** Start of PROVIDED INFORMATION **

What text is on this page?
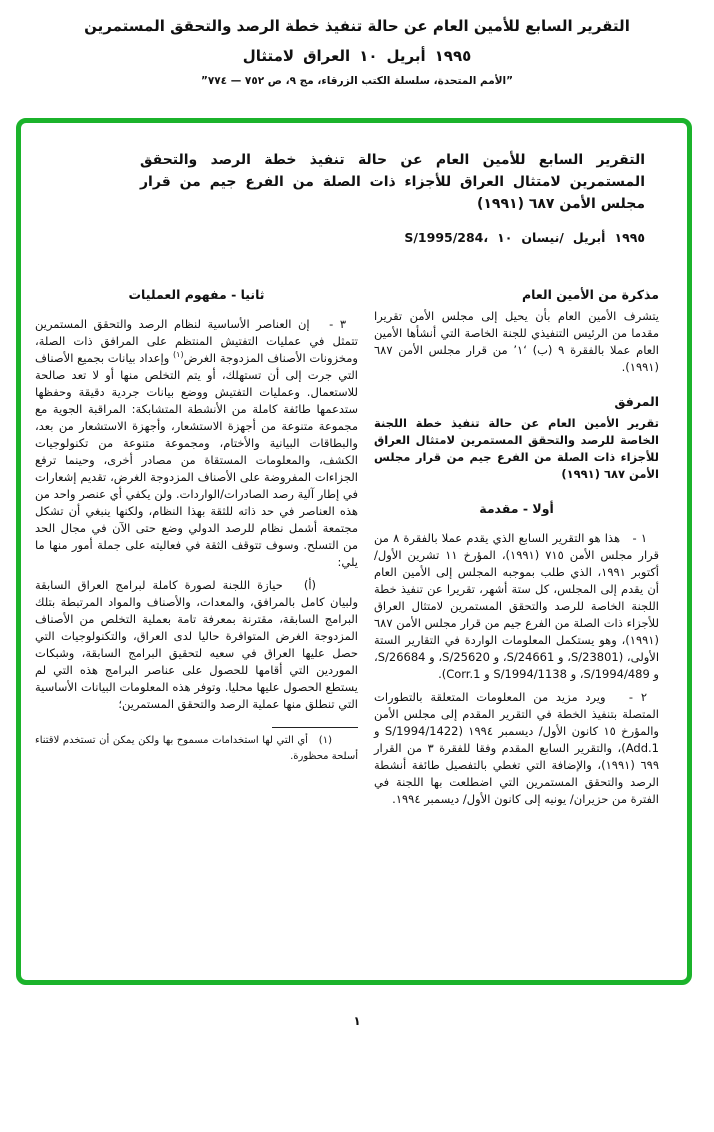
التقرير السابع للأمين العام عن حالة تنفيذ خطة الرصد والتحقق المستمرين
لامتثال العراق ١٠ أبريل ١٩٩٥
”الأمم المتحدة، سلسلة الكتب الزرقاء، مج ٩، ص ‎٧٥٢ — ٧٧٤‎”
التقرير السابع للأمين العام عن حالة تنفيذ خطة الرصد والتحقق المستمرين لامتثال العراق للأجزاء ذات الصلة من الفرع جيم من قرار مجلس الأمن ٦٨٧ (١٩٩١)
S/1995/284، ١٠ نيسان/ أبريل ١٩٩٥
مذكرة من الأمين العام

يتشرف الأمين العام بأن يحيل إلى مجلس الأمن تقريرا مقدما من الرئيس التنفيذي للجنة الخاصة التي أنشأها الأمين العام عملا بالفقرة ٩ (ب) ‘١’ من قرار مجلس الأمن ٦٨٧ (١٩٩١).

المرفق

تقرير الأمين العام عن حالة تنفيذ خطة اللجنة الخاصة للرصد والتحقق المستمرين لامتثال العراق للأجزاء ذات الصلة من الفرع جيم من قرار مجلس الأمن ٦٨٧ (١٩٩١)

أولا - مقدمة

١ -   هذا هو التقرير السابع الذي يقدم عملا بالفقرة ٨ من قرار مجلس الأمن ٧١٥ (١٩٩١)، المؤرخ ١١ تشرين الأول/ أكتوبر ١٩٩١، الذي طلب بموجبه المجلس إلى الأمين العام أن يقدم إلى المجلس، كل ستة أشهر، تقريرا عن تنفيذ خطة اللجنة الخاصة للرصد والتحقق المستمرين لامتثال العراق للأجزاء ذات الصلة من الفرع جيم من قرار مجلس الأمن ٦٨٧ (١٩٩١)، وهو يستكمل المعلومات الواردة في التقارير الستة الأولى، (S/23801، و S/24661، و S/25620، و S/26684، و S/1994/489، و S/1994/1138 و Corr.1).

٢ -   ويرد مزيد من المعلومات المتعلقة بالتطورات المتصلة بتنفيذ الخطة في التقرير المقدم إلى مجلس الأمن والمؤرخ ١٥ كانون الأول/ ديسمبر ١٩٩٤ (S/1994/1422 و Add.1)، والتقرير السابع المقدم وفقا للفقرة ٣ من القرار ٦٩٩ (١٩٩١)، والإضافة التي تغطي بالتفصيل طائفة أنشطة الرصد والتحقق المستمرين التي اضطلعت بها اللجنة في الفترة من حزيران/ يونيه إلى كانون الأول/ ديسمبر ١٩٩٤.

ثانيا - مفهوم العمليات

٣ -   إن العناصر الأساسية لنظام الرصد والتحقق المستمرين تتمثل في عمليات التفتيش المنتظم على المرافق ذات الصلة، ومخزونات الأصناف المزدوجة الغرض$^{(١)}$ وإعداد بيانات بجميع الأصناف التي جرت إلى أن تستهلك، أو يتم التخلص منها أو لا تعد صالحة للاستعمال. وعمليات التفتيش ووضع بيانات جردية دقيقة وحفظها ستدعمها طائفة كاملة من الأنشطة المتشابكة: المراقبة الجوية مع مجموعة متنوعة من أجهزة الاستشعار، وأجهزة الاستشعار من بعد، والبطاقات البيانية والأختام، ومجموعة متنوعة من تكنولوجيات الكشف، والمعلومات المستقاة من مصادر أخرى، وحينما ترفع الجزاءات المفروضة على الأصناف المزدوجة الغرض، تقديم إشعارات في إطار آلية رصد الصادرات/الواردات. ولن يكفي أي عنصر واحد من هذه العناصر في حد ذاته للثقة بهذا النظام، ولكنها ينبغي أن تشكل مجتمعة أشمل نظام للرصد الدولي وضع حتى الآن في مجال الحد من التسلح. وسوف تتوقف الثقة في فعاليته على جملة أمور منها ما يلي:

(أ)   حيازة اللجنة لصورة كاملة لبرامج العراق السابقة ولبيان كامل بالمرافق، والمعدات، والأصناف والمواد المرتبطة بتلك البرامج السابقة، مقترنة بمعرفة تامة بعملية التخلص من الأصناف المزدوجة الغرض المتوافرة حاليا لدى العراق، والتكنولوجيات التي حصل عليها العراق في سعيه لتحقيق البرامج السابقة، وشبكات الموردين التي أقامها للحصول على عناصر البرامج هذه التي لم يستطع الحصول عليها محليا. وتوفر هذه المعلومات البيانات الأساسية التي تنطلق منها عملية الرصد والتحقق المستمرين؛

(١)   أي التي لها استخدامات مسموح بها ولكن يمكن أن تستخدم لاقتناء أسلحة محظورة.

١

** End of PROVIDED INFORMATION **

### EXERCISE PROMPT
Show, from the listing above, each line that contains the word "الخاصة".

### ANSWER IN FULL
يتشرف الأمين العام بأن يحيل إلى مجلس الأمن تقريرا مقدما من الرئيس التنفيذي للجنة الخاصة التي أنشأها الأمين العام عملا بالفقرة ٩ (ب) ‘١’ من قرار مجلس الأمن ٦٨٧ (١٩٩١).
تقرير الأمين العام عن حالة تنفيذ خطة اللجنة الخاصة للرصد والتحقق المستمرين لامتثال العراق للأجزاء ذات الصلة من الفرع جيم من قرار مجلس الأمن ٦٨٧ (١٩٩١)
١ -   هذا هو التقرير السابع الذي يقدم عملا بالفقرة ٨ من قرار مجلس الأمن ٧١٥ (١٩٩١)، المؤرخ ١١ تشرين الأول/ أكتوبر ١٩٩١، الذي طلب بموجبه المجلس إلى الأمين العام أن يقدم إلى المجلس، كل ستة أشهر، تقريرا عن تنفيذ خطة اللجنة الخاصة للرصد والتحقق المستمرين لامتثال العراق للأجزاء ذات الصلة من الفرع جيم من قرار مجلس الأمن ٦٨٧ (١٩٩١)، وهو يستكمل المعلومات الواردة في التقارير الستة الأولى، (S/23801، و S/24661، و S/25620، و S/26684، و S/1994/489، و S/1994/1138 و Corr.1).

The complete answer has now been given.